Below is a listing. Gather each line of it that contains "zapewne".

Working data:
________________________
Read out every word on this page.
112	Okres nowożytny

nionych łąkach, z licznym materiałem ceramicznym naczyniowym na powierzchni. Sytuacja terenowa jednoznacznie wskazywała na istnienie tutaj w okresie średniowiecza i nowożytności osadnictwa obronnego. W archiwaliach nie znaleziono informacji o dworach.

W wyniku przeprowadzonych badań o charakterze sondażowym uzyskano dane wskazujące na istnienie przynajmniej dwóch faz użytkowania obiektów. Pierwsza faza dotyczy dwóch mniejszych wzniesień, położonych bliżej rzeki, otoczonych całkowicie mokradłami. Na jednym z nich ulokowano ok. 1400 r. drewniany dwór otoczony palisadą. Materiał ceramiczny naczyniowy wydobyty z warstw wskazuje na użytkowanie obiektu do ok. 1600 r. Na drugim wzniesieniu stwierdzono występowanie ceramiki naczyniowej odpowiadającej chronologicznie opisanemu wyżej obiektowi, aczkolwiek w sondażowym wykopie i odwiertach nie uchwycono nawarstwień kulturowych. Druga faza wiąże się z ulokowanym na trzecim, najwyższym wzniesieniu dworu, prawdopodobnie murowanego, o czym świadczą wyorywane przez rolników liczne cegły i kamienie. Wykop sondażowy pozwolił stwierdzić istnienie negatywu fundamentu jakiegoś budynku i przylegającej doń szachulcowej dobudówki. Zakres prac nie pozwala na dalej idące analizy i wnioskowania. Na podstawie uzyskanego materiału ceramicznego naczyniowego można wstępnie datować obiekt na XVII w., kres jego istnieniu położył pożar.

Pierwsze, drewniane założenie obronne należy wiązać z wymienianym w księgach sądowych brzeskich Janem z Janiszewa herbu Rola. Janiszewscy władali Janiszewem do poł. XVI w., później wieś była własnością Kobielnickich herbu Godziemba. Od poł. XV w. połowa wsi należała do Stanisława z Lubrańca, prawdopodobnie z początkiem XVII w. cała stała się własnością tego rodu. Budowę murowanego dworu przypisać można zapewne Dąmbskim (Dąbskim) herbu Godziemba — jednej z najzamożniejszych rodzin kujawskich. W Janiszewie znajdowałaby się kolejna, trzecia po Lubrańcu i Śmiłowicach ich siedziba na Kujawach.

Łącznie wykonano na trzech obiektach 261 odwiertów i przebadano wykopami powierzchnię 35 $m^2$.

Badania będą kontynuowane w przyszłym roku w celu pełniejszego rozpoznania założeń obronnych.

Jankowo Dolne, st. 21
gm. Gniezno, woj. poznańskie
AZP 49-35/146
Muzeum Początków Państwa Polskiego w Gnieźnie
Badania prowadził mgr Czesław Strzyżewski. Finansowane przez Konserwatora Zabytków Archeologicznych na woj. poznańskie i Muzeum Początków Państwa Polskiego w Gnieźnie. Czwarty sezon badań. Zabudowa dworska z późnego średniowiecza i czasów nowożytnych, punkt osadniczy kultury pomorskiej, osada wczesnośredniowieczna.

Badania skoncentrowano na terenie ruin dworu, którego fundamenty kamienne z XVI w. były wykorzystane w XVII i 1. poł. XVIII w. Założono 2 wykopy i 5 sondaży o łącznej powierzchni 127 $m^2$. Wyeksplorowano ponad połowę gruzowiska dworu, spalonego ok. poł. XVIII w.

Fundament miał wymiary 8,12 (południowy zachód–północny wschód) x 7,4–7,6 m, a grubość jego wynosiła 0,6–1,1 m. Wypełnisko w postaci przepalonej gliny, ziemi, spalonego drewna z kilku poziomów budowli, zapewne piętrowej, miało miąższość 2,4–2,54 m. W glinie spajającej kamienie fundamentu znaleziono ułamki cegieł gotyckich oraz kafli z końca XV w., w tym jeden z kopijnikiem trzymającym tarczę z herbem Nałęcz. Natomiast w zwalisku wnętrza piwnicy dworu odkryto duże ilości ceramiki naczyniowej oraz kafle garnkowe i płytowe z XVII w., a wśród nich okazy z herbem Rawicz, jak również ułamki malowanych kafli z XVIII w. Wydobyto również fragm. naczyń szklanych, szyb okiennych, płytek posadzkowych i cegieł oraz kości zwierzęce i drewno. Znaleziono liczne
________________________
The solution:
Pierwsze, drewniane założenie obronne należy wiązać z wymienianym w księgach sądowych brzeskich Janem z Janiszewa herbu Rola. Janiszewscy władali Janiszewem do poł. XVI w., później wieś była własnością Kobielnickich herbu Godziemba. Od poł. XV w. połowa wsi należała do Stanisława z Lubrańca, prawdopodobnie z początkiem XVII w. cała stała się własnością tego rodu. Budowę murowanego dworu przypisać można zapewne Dąmbskim (Dąbskim) herbu Godziemba — jednej z najzamożniejszych rodzin kujawskich. W Janiszewie znajdowałaby się kolejna, trzecia po Lubrańcu i Śmiłowicach ich siedziba na Kujawach.
Fundament miał wymiary 8,12 (południowy zachód–północny wschód) x 7,4–7,6 m, a grubość jego wynosiła 0,6–1,1 m. Wypełnisko w postaci przepalonej gliny, ziemi, spalonego drewna z kilku poziomów budowli, zapewne piętrowej, miało miąższość 2,4–2,54 m. W glinie spajającej kamienie fundamentu znaleziono ułamki cegieł gotyckich oraz kafli z końca XV w., w tym jeden z kopijnikiem trzymającym tarczę z herbem Nałęcz. Natomiast w zwalisku wnętrza piwnicy dworu odkryto duże ilości ceramiki naczyniowej oraz kafle garnkowe i płytowe z XVII w., a wśród nich okazy z herbem Rawicz, jak również ułamki malowanych kafli z XVIII w. Wydobyto również fragm. naczyń szklanych, szyb okiennych, płytek posadzkowych i cegieł oraz kości zwierzęce i drewno. Znaleziono liczne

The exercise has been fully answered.